# Written instruction
Pick out each line of the records that includes the string "What", and copy it.

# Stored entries
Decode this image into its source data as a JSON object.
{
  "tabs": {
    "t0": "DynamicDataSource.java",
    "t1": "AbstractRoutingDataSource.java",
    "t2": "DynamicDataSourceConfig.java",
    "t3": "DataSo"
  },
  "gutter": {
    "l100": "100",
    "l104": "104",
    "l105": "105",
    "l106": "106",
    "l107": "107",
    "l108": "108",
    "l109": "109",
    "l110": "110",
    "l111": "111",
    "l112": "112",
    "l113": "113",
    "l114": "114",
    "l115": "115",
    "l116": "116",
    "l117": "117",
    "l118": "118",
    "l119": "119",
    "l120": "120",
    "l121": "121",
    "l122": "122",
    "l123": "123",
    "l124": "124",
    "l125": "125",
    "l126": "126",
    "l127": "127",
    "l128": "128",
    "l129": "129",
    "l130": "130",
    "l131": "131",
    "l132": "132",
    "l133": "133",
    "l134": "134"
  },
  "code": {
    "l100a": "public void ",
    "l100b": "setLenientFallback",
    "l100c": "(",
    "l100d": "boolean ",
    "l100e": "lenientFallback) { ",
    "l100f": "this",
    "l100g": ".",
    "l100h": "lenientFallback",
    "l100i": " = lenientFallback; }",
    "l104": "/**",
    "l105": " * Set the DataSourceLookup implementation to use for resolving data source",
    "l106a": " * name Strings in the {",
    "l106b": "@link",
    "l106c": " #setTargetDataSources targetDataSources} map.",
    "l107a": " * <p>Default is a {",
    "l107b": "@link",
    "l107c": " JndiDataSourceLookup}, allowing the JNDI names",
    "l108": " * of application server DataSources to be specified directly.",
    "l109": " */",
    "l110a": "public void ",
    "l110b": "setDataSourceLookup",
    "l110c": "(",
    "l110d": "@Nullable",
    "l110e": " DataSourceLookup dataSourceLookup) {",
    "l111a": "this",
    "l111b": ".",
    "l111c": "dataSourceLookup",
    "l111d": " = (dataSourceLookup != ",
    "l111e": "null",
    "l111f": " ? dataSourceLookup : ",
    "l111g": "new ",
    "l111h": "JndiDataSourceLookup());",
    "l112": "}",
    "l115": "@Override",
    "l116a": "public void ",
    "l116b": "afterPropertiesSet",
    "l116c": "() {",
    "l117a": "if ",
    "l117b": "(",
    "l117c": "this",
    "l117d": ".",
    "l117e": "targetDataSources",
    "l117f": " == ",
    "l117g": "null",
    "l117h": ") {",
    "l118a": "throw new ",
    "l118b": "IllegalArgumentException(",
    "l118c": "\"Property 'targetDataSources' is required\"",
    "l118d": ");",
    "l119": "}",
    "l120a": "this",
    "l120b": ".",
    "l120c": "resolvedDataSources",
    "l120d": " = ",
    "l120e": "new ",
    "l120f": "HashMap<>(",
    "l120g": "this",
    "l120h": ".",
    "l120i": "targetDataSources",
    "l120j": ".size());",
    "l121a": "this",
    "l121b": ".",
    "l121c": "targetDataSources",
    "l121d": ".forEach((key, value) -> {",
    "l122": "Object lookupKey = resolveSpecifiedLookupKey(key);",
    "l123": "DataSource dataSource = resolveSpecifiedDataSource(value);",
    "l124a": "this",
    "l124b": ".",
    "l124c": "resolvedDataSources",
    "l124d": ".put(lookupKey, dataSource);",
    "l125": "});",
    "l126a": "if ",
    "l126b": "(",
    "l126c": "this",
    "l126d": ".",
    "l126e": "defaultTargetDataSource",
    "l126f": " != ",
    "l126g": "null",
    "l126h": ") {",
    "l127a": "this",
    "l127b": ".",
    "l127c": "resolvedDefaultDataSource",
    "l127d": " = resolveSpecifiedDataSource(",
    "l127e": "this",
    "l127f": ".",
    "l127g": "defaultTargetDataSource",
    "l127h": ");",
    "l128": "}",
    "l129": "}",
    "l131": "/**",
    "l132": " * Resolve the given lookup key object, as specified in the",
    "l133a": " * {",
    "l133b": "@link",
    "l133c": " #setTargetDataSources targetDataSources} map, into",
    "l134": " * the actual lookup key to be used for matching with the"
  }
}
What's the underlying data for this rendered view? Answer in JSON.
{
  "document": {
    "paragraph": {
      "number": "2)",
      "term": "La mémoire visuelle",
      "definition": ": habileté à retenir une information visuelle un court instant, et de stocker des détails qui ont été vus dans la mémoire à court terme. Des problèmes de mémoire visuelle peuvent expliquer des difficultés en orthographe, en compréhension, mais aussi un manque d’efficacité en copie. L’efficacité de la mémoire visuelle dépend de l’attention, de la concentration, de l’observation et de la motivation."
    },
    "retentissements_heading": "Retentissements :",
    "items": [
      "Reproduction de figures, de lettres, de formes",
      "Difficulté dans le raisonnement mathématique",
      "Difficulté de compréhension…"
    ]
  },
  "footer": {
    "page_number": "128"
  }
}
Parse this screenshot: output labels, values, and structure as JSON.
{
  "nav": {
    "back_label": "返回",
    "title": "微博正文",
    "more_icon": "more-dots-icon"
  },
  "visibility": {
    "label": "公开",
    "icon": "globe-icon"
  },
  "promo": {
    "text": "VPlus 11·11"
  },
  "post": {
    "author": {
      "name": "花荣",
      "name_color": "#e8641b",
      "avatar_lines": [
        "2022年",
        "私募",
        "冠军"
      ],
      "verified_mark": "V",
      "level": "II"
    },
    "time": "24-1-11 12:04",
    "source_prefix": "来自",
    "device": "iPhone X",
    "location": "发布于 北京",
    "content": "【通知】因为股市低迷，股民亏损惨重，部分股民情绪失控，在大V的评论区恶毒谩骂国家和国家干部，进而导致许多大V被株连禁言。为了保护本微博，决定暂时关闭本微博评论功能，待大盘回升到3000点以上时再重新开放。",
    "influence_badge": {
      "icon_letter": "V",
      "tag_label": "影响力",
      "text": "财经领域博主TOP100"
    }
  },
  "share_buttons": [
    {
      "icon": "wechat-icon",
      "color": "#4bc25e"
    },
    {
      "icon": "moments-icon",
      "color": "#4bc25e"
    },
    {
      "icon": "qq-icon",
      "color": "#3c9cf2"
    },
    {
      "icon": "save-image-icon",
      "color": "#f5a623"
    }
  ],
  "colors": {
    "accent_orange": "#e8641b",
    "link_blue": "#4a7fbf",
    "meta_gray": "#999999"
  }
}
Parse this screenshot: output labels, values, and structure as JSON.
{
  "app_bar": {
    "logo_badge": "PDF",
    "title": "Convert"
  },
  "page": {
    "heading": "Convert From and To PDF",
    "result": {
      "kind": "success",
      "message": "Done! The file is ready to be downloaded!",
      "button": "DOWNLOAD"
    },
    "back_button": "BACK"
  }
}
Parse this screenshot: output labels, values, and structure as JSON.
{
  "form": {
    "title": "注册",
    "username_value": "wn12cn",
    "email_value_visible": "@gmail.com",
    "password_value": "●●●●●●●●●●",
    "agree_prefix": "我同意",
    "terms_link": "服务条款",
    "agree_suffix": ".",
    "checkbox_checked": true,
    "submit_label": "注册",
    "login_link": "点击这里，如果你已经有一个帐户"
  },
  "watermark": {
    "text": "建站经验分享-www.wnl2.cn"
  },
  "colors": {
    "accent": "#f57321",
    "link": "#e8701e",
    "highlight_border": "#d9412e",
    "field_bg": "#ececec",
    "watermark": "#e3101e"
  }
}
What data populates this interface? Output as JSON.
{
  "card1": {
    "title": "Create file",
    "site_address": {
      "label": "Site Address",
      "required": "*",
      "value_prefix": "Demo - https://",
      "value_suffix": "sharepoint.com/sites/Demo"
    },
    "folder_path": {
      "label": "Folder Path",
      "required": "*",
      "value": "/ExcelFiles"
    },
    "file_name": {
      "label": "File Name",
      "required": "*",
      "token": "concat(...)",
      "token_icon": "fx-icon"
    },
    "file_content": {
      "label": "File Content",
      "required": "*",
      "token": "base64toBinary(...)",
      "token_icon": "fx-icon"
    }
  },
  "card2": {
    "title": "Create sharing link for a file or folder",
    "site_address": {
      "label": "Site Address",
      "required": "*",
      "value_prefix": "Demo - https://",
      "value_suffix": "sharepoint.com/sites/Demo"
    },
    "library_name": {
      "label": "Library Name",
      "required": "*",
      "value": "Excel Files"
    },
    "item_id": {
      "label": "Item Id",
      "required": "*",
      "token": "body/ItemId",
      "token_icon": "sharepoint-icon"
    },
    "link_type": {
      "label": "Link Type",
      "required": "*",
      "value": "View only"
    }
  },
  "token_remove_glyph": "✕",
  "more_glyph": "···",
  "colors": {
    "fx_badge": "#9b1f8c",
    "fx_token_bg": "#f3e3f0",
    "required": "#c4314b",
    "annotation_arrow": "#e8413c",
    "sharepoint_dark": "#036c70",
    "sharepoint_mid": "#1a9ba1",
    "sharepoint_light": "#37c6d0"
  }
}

# Complete response
What's the underlying data for this rendered view? Answer in JSON.
What data populates this interface? Output as JSON.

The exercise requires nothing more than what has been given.